AIM
Retype every entry in its entirety, without alteration.

DATASET ROWS
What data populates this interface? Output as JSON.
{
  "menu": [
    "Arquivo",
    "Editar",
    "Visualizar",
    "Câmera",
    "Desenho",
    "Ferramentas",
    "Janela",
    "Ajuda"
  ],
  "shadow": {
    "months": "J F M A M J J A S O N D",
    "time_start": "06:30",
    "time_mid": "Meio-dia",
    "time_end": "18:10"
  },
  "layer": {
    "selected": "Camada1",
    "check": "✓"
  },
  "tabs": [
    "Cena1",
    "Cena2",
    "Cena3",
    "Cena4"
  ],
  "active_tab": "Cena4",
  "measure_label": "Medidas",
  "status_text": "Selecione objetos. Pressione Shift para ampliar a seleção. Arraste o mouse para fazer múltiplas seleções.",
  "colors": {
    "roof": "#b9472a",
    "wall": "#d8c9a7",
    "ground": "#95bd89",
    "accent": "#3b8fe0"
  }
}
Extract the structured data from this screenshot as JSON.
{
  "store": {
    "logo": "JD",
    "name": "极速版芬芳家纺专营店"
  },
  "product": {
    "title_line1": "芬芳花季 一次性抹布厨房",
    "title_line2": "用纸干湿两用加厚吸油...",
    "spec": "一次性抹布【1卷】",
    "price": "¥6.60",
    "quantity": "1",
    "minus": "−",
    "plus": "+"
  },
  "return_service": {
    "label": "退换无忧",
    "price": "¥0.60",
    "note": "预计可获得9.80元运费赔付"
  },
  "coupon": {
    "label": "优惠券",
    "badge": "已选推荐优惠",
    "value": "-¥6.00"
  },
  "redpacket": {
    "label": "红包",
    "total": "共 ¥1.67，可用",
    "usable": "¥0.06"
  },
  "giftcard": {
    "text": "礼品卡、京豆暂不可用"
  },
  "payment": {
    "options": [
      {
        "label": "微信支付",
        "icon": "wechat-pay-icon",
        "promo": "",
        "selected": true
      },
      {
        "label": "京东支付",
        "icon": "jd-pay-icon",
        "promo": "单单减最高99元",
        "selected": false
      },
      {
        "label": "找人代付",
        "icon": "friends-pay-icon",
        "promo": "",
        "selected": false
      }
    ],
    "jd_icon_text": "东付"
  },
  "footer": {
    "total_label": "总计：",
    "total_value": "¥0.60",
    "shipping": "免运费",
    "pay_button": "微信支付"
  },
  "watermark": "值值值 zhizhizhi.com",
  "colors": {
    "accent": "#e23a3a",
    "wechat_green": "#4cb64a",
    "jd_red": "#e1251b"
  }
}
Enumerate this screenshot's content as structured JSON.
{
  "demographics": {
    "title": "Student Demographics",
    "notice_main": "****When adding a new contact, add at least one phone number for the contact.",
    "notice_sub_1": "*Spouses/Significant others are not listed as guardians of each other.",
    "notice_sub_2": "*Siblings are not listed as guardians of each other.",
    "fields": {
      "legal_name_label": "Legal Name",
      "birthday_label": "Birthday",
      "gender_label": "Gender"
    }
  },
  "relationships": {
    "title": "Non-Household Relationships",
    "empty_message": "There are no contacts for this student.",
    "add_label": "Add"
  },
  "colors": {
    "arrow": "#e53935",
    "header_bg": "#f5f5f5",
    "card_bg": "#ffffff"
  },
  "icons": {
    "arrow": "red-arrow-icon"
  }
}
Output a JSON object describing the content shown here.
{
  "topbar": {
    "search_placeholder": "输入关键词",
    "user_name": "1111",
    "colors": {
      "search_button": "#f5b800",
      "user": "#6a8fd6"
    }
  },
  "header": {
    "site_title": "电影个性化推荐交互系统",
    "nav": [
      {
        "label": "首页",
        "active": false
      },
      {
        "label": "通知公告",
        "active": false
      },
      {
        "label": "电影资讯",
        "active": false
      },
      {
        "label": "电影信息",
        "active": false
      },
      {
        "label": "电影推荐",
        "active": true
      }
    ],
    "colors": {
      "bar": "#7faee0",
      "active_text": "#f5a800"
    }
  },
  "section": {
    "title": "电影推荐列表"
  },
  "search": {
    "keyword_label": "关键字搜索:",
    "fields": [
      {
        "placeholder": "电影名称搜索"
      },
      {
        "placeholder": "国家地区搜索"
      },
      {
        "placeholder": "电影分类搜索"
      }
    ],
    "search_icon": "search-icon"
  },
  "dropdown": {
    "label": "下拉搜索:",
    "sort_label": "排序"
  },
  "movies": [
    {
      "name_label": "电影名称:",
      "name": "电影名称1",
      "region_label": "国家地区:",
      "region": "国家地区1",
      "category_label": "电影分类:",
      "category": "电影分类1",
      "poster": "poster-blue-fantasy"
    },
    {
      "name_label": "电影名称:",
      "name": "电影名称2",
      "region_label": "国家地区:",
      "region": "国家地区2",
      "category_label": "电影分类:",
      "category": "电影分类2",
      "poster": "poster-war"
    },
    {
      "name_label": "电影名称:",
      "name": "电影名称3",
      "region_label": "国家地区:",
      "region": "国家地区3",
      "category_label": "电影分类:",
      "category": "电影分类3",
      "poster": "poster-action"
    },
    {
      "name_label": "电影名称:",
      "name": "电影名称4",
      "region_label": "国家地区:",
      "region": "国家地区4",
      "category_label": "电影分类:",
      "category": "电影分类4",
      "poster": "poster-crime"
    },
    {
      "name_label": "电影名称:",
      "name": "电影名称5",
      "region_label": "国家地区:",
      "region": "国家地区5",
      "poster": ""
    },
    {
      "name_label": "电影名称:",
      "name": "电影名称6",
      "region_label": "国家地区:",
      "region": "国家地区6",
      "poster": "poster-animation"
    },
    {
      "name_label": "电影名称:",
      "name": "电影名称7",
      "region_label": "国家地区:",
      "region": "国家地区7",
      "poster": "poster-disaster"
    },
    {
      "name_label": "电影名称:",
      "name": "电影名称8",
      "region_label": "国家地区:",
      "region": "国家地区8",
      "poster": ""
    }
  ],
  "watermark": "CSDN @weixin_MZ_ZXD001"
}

SOLVED EXERCISE
What data populates this interface? Output as JSON.
{
  "menu": [
    "Arquivo",
    "Editar",
    "Visualizar",
    "Câmera",
    "Desenho",
    "Ferramentas",
    "Janela",
    "Ajuda"
  ],
  "shadow": {
    "months": "J F M A M J J A S O N D",
    "time_start": "06:30",
    "time_mid": "Meio-dia",
    "time_end": "18:10"
  },
  "layer": {
    "selected": "Camada1",
    "check": "✓"
  },
  "tabs": [
    "Cena1",
    "Cena2",
    "Cena3",
    "Cena4"
  ],
  "active_tab": "Cena4",
  "measure_label": "Medidas",
  "status_text": "Selecione objetos. Pressione Shift para ampliar a seleção. Arraste o mouse para fazer múltiplas seleções.",
  "colors": {
    "roof": "#b9472a",
    "wall": "#d8c9a7",
    "ground": "#95bd89",
    "accent": "#3b8fe0"
  }
}
Extract the structured data from this screenshot as JSON.
{
  "store": {
    "logo": "JD",
    "name": "极速版芬芳家纺专营店"
  },
  "product": {
    "title_line1": "芬芳花季 一次性抹布厨房",
    "title_line2": "用纸干湿两用加厚吸油...",
    "spec": "一次性抹布【1卷】",
    "price": "¥6.60",
    "quantity": "1",
    "minus": "−",
    "plus": "+"
  },
  "return_service": {
    "label": "退换无忧",
    "price": "¥0.60",
    "note": "预计可获得9.80元运费赔付"
  },
  "coupon": {
    "label": "优惠券",
    "badge": "已选推荐优惠",
    "value": "-¥6.00"
  },
  "redpacket": {
    "label": "红包",
    "total": "共 ¥1.67，可用",
    "usable": "¥0.06"
  },
  "giftcard": {
    "text": "礼品卡、京豆暂不可用"
  },
  "payment": {
    "options": [
      {
        "label": "微信支付",
        "icon": "wechat-pay-icon",
        "promo": "",
        "selected": true
      },
      {
        "label": "京东支付",
        "icon": "jd-pay-icon",
        "promo": "单单减最高99元",
        "selected": false
      },
      {
        "label": "找人代付",
        "icon": "friends-pay-icon",
        "promo": "",
        "selected": false
      }
    ],
    "jd_icon_text": "东付"
  },
  "footer": {
    "total_label": "总计：",
    "total_value": "¥0.60",
    "shipping": "免运费",
    "pay_button": "微信支付"
  },
  "watermark": "值值值 zhizhizhi.com",
  "colors": {
    "accent": "#e23a3a",
    "wechat_green": "#4cb64a",
    "jd_red": "#e1251b"
  }
}
Enumerate this screenshot's content as structured JSON.
{
  "demographics": {
    "title": "Student Demographics",
    "notice_main": "****When adding a new contact, add at least one phone number for the contact.",
    "notice_sub_1": "*Spouses/Significant others are not listed as guardians of each other.",
    "notice_sub_2": "*Siblings are not listed as guardians of each other.",
    "fields": {
      "legal_name_label": "Legal Name",
      "birthday_label": "Birthday",
      "gender_label": "Gender"
    }
  },
  "relationships": {
    "title": "Non-Household Relationships",
    "empty_message": "There are no contacts for this student.",
    "add_label": "Add"
  },
  "colors": {
    "arrow": "#e53935",
    "header_bg": "#f5f5f5",
    "card_bg": "#ffffff"
  },
  "icons": {
    "arrow": "red-arrow-icon"
  }
}
Output a JSON object describing the content shown here.
{
  "topbar": {
    "search_placeholder": "输入关键词",
    "user_name": "1111",
    "colors": {
      "search_button": "#f5b800",
      "user": "#6a8fd6"
    }
  },
  "header": {
    "site_title": "电影个性化推荐交互系统",
    "nav": [
      {
        "label": "首页",
        "active": false
      },
      {
        "label": "通知公告",
        "active": false
      },
      {
        "label": "电影资讯",
        "active": false
      },
      {
        "label": "电影信息",
        "active": false
      },
      {
        "label": "电影推荐",
        "active": true
      }
    ],
    "colors": {
      "bar": "#7faee0",
      "active_text": "#f5a800"
    }
  },
  "section": {
    "title": "电影推荐列表"
  },
  "search": {
    "keyword_label": "关键字搜索:",
    "fields": [
      {
        "placeholder": "电影名称搜索"
      },
      {
        "placeholder": "国家地区搜索"
      },
      {
        "placeholder": "电影分类搜索"
      }
    ],
    "search_icon": "search-icon"
  },
  "dropdown": {
    "label": "下拉搜索:",
    "sort_label": "排序"
  },
  "movies": [
    {
      "name_label": "电影名称:",
      "name": "电影名称1",
      "region_label": "国家地区:",
      "region": "国家地区1",
      "category_label": "电影分类:",
      "category": "电影分类1",
      "poster": "poster-blue-fantasy"
    },
    {
      "name_label": "电影名称:",
      "name": "电影名称2",
      "region_label": "国家地区:",
      "region": "国家地区2",
      "category_label": "电影分类:",
      "category": "电影分类2",
      "poster": "poster-war"
    },
    {
      "name_label": "电影名称:",
      "name": "电影名称3",
      "region_label": "国家地区:",
      "region": "国家地区3",
      "category_label": "电影分类:",
      "category": "电影分类3",
      "poster": "poster-action"
    },
    {
      "name_label": "电影名称:",
      "name": "电影名称4",
      "region_label": "国家地区:",
      "region": "国家地区4",
      "category_label": "电影分类:",
      "category": "电影分类4",
      "poster": "poster-crime"
    },
    {
      "name_label": "电影名称:",
      "name": "电影名称5",
      "region_label": "国家地区:",
      "region": "国家地区5",
      "poster": ""
    },
    {
      "name_label": "电影名称:",
      "name": "电影名称6",
      "region_label": "国家地区:",
      "region": "国家地区6",
      "poster": "poster-animation"
    },
    {
      "name_label": "电影名称:",
      "name": "电影名称7",
      "region_label": "国家地区:",
      "region": "国家地区7",
      "poster": "poster-disaster"
    },
    {
      "name_label": "电影名称:",
      "name": "电影名称8",
      "region_label": "国家地区:",
      "region": "国家地区8",
      "poster": ""
    }
  ],
  "watermark": "CSDN @weixin_MZ_ZXD001"
}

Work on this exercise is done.